Dataset rows about figures:
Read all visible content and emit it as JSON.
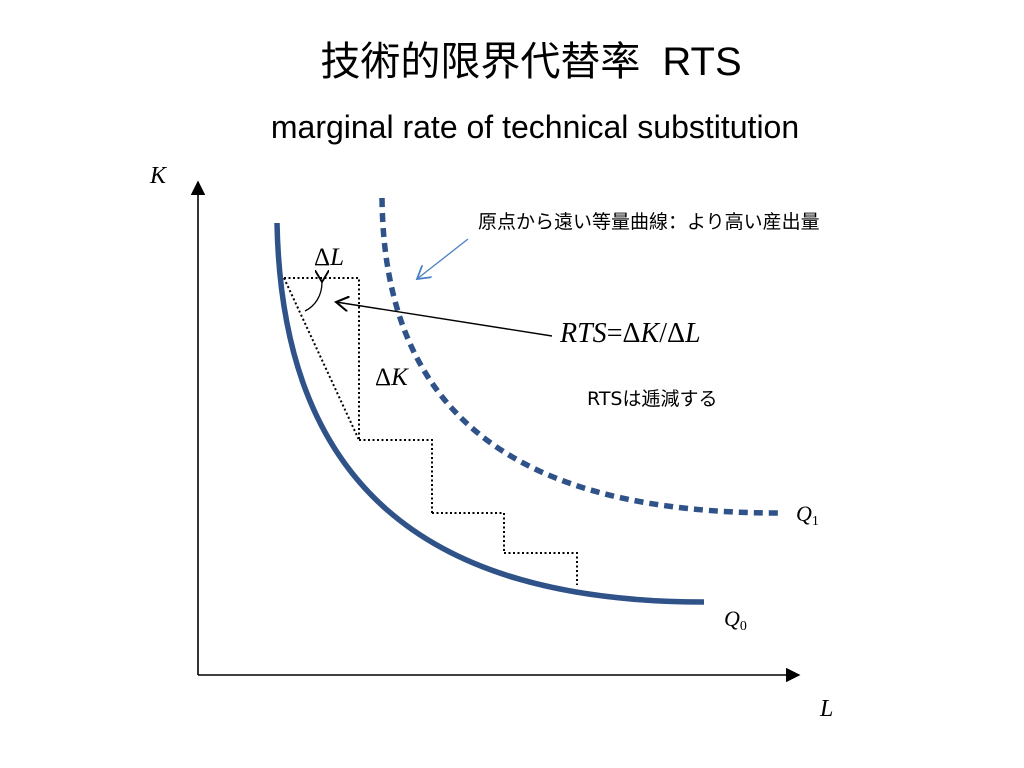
{
  "title": {
    "japanese": "技術的限界代替率",
    "abbreviation": "RTS",
    "english": "marginal rate of technical substitution"
  },
  "axes": {
    "y_label": "K",
    "x_label": "L"
  },
  "curves": {
    "q0": {
      "letter": "Q",
      "subscript": "0"
    },
    "q1": {
      "letter": "Q",
      "subscript": "1"
    }
  },
  "labels": {
    "delta": "Δ",
    "delta_l_var": "L",
    "delta_k_var": "K",
    "rts_lhs": "RTS",
    "rts_eq": "=",
    "rts_dk_var": "K",
    "rts_slash": "/",
    "rts_dl_var": "L"
  },
  "annotations": {
    "outer_curve_note": "原点から遠い等量曲線：より高い産出量",
    "diminishing_note": "RTSは逓減する"
  },
  "colors": {
    "curve": "#2F5289",
    "callout_arrow": "#4A7FC1",
    "text": "#000000"
  }
}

OBJECTIVE: Repeat the material above word for word, please, apart from its images.

TASK SOLUTION:
Read all visible content and emit it as JSON.
{
  "title": {
    "japanese": "技術的限界代替率",
    "abbreviation": "RTS",
    "english": "marginal rate of technical substitution"
  },
  "axes": {
    "y_label": "K",
    "x_label": "L"
  },
  "curves": {
    "q0": {
      "letter": "Q",
      "subscript": "0"
    },
    "q1": {
      "letter": "Q",
      "subscript": "1"
    }
  },
  "labels": {
    "delta": "Δ",
    "delta_l_var": "L",
    "delta_k_var": "K",
    "rts_lhs": "RTS",
    "rts_eq": "=",
    "rts_dk_var": "K",
    "rts_slash": "/",
    "rts_dl_var": "L"
  },
  "annotations": {
    "outer_curve_note": "原点から遠い等量曲線：より高い産出量",
    "diminishing_note": "RTSは逓減する"
  },
  "colors": {
    "curve": "#2F5289",
    "callout_arrow": "#4A7FC1",
    "text": "#000000"
  }
}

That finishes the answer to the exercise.